Text segment:
◆ ◆ ◆ ◆ ◆
Echocardiographic findings revealed no significant differences in the left ventricular end-diastolic diameter, left ventricular ejection fraction, E/E' ratio, or left atrial diameter among the groups. However, the TRPG and IVC diameters demonstrated significant differences between the severity groups. The TRPG increased significantly with disease severity (P < 0.01 for all intergroup comparisons) as did the IVC diameter (P < 0.05 for all intergroup comparisons).
Although most parameters did not vary significantly across the groups, the TRPG and IVC diameter significantly varied with increasing TR severity. These results suggest that TRPG and IVC diameter may serve as useful indicators of disease severity.
The constructed TR severity prediction model was evaluated using 36 test cases to validate its accuracy. The confusion matrix for the three-tier TR severity classification (mild, moderate, and severe) is shown in Table 2. The overall prediction accuracy of the model was calculated as 63.9%, demonstrating relatively high performance. The F-measure analysis revealed that the model’s accuracy improved with increasing TR severity. Specifically, the model tended to classify cases more accurately as the severity progressed from mild to moderate and then to severe. This finding suggests that the model is particularly reliable for predicting severe TR.
Predicted severity | Recall | ||||
Mild | Moderate | Severe | |||
Actual severity | Mild | 6 | 7 | 3 | 0.375 |
Moderate | 1 | 10 | 2 | 0.769 | |
Severe | 0 | 0 | 7 | 1 | |
Precision | 0.857 | 0.588 | 0.583 | ||
F-measure | 0.522 | 0.667 | 0.737 |
The severe class demonstrated the highest recall (1.000), with all cases correctly classified. In contrast, the mild class had a relatively high number of misclassifications, resulting in a lower recall of 0.375. Regarding precision, the mild class achieved the highest value (0.857), whereas the severe class achieved a slightly lower precision (0.583). Comparing the F-measures, the severe class had the highest score (0.737), followed by the moderate (0.667) and mild (0.522) classes.
◆ ◆ ◆ ◆ ◆
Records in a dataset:
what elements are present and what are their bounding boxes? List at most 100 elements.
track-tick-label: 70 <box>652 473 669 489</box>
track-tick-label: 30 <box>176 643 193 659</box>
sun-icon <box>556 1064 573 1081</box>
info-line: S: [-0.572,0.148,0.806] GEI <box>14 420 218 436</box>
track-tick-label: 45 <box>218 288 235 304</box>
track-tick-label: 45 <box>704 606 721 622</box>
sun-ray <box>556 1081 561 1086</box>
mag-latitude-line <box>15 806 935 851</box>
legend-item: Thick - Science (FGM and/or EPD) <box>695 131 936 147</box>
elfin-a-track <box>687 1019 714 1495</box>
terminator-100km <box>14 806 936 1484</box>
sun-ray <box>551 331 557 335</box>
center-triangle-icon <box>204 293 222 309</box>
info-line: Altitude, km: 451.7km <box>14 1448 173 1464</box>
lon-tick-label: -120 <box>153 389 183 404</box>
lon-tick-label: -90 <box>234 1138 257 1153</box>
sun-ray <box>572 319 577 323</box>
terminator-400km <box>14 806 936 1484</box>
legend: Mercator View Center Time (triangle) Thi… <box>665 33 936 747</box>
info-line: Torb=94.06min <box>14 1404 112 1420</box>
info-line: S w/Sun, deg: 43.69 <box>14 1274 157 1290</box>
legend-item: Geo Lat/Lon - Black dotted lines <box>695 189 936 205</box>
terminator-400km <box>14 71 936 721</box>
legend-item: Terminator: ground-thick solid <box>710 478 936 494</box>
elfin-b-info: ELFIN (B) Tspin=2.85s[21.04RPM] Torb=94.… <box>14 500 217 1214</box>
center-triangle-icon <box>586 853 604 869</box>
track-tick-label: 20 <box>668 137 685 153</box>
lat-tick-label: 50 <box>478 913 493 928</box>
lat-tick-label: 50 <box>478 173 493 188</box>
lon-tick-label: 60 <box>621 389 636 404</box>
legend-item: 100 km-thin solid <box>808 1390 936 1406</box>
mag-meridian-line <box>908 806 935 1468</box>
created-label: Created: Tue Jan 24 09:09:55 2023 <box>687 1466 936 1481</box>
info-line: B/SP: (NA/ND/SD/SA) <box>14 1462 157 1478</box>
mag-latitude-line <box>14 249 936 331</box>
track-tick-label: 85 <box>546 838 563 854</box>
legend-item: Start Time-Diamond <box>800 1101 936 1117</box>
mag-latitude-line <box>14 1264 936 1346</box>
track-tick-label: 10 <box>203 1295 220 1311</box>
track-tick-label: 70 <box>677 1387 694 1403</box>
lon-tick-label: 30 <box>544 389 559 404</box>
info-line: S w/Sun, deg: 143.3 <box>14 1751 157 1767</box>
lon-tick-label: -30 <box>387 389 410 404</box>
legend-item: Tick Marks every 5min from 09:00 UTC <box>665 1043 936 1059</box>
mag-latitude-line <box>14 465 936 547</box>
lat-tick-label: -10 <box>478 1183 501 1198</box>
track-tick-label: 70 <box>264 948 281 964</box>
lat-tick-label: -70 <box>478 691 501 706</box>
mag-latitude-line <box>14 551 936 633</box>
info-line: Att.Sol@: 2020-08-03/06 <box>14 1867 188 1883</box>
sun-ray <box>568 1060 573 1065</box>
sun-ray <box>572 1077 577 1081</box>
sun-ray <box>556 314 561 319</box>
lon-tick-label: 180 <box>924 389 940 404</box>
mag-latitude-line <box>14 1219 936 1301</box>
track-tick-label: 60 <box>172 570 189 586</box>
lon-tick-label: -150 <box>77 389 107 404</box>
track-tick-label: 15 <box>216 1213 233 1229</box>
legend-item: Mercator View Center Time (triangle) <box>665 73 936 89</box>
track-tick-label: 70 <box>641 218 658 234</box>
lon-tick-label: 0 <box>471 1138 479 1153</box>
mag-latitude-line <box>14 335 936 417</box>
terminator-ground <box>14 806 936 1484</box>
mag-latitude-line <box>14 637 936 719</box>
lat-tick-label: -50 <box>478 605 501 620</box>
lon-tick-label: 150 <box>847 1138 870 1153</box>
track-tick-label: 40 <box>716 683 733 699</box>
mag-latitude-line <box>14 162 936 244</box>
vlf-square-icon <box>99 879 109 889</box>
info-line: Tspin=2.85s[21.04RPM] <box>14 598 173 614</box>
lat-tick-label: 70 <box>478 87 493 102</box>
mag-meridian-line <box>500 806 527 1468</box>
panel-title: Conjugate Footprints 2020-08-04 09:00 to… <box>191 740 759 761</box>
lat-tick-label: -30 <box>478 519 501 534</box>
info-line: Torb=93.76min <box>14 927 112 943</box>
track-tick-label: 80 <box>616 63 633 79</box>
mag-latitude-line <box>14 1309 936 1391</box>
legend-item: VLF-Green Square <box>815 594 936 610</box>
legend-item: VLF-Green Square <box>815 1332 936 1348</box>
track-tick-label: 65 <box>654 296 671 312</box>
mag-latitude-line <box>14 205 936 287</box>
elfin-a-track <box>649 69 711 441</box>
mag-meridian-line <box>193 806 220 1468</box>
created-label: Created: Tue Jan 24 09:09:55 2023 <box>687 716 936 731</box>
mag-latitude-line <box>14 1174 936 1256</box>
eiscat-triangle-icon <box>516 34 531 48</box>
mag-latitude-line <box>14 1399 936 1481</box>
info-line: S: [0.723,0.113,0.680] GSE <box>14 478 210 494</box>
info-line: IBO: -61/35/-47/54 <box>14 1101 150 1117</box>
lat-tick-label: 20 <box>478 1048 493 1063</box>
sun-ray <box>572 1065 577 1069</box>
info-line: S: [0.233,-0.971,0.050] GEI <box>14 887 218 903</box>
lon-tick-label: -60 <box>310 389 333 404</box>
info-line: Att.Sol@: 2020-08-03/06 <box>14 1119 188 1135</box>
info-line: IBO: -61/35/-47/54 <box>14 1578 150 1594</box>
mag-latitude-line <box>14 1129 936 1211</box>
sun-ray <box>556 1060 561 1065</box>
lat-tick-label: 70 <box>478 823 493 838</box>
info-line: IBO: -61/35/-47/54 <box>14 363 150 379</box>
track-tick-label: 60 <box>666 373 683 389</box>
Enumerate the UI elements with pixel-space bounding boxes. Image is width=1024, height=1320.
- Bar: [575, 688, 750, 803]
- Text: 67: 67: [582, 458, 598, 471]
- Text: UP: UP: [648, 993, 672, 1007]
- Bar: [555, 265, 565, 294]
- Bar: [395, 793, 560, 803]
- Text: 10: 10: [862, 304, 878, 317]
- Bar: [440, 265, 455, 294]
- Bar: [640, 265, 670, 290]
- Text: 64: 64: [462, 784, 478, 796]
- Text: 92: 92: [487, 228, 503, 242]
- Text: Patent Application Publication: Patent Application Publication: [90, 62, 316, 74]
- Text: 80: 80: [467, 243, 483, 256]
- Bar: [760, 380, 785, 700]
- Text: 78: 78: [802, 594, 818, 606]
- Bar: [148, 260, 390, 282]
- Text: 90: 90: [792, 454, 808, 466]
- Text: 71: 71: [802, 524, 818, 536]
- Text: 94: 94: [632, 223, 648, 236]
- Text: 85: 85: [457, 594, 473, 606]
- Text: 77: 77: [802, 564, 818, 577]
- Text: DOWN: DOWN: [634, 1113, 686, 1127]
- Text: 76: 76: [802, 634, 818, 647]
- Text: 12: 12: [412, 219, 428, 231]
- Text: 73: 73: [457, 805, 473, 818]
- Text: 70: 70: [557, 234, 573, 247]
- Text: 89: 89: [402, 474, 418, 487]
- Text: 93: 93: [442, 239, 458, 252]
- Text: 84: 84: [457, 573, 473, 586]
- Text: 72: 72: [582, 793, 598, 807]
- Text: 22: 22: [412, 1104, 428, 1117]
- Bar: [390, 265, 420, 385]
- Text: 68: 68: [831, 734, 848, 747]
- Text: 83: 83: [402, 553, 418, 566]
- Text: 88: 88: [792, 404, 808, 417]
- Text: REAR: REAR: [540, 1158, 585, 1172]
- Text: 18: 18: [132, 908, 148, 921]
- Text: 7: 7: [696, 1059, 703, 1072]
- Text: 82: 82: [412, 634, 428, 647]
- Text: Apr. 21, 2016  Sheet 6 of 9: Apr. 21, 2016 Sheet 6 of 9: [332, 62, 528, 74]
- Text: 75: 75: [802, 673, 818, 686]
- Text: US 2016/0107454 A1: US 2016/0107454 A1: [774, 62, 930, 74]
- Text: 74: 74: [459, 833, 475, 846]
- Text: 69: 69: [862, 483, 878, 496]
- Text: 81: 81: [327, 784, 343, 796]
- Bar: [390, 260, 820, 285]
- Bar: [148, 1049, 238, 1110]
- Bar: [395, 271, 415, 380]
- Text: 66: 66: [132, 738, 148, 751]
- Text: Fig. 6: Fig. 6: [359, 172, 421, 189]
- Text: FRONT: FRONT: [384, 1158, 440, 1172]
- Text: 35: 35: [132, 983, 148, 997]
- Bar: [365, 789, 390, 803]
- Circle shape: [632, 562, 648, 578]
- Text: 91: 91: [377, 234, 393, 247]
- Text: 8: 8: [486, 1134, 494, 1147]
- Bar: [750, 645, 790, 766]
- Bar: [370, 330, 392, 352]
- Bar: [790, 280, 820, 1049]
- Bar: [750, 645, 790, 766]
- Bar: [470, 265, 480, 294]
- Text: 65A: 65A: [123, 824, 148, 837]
◆ ◆ ◆ ◆ ◆
What you need to do:
a) Answer these questions from the passage on TR severity:
(i) How many test cases were used to evaluate the TR severity prediction model?
(ii) What was the overall prediction accuracy of the model?
(iii) Which class achieved the highest precision, and what was that value?
b) Rewrite the passage on TR severity from "Echocardiographic findings revealed" up to and including "all intergroup comparisons).", switching "among the groups" to "across the groups".

Expected responses:
a)
(i) 36
(ii) 63.9%
(iii) The mild class, with a precision of 0.857

b)
Echocardiographic findings revealed no significant differences in the left ventricular end-diastolic diameter, left ventricular ejection fraction, E/E' ratio, or left atrial diameter across the groups. However, the TRPG and IVC diameters demonstrated significant differences between the severity groups. The TRPG increased significantly with disease severity (P < 0.01 for all intergroup comparisons) as did the IVC diameter (P < 0.05 for all intergroup comparisons).